(Figure collection entries)
■ ■ ■ ■

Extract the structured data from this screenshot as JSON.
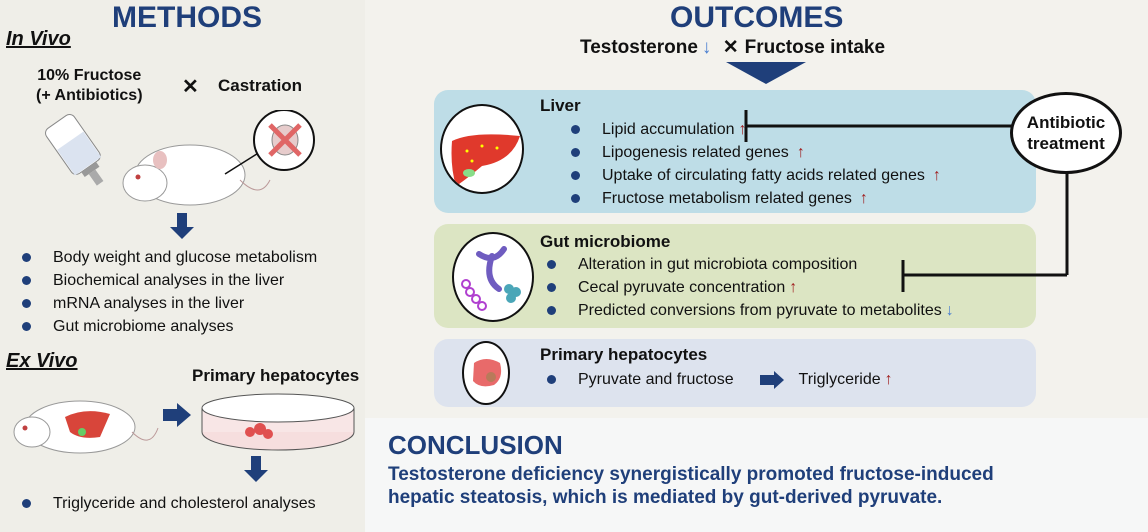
{
  "methods": {
    "title": "METHODS",
    "in_vivo": "In Vivo",
    "fructose_line1": "10% Fructose",
    "fructose_line2": "(+ Antibiotics)",
    "times": "✕",
    "castration": "Castration",
    "in_vivo_items": [
      "Body weight and glucose metabolism",
      "Biochemical analyses in the liver",
      "mRNA analyses in the liver",
      "Gut microbiome analyses"
    ],
    "ex_vivo": "Ex Vivo",
    "primary_hepatocytes": "Primary hepatocytes",
    "ex_vivo_items": [
      "Triglyceride and cholesterol analyses"
    ]
  },
  "outcomes": {
    "title": "OUTCOMES",
    "testosterone": "Testosterone",
    "down_arrow": "↓",
    "times": "✕",
    "fructose_intake": "Fructose intake",
    "liver": {
      "title": "Liver",
      "items": [
        {
          "text": "Lipid accumulation",
          "arrow": "↑"
        },
        {
          "text": "Lipogenesis related genes",
          "arrow": "↑"
        },
        {
          "text": "Uptake of circulating fatty acids related genes",
          "arrow": "↑"
        },
        {
          "text": "Fructose metabolism related genes",
          "arrow": "↑"
        }
      ]
    },
    "gut": {
      "title": "Gut microbiome",
      "items": [
        {
          "text": "Alteration in gut microbiota composition",
          "arrow": ""
        },
        {
          "text": "Cecal pyruvate concentration",
          "arrow": "↑"
        },
        {
          "text": "Predicted conversions from pyruvate to metabolites",
          "arrow": "↓"
        }
      ]
    },
    "hepatocytes": {
      "title": "Primary hepatocytes",
      "from": "Pyruvate and fructose",
      "to": "Triglyceride",
      "arrow": "↑"
    },
    "antibiotic_line1": "Antibiotic",
    "antibiotic_line2": "treatment"
  },
  "conclusion": {
    "title": "CONCLUSION",
    "line1": "Testosterone deficiency synergistically promoted fructose-induced",
    "line2": "hepatic steatosis, which is mediated by gut-derived pyruvate."
  },
  "colors": {
    "title_blue": "#1f3f7a",
    "liver_box": "#bedde7",
    "gut_box": "#dce5c3",
    "hepatocyte_box": "#dde3ee",
    "up_arrow": "#a02020",
    "down_arrow": "#4a7fd0"
  }
}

■ ■ ■ ■

DIRECTIONS FOR THIS TASK: Look for the word "microbiome" in the data, then return every line that contains it.

OUTPUT:
      "Gut microbiome analyses"
      "title": "Gut microbiome",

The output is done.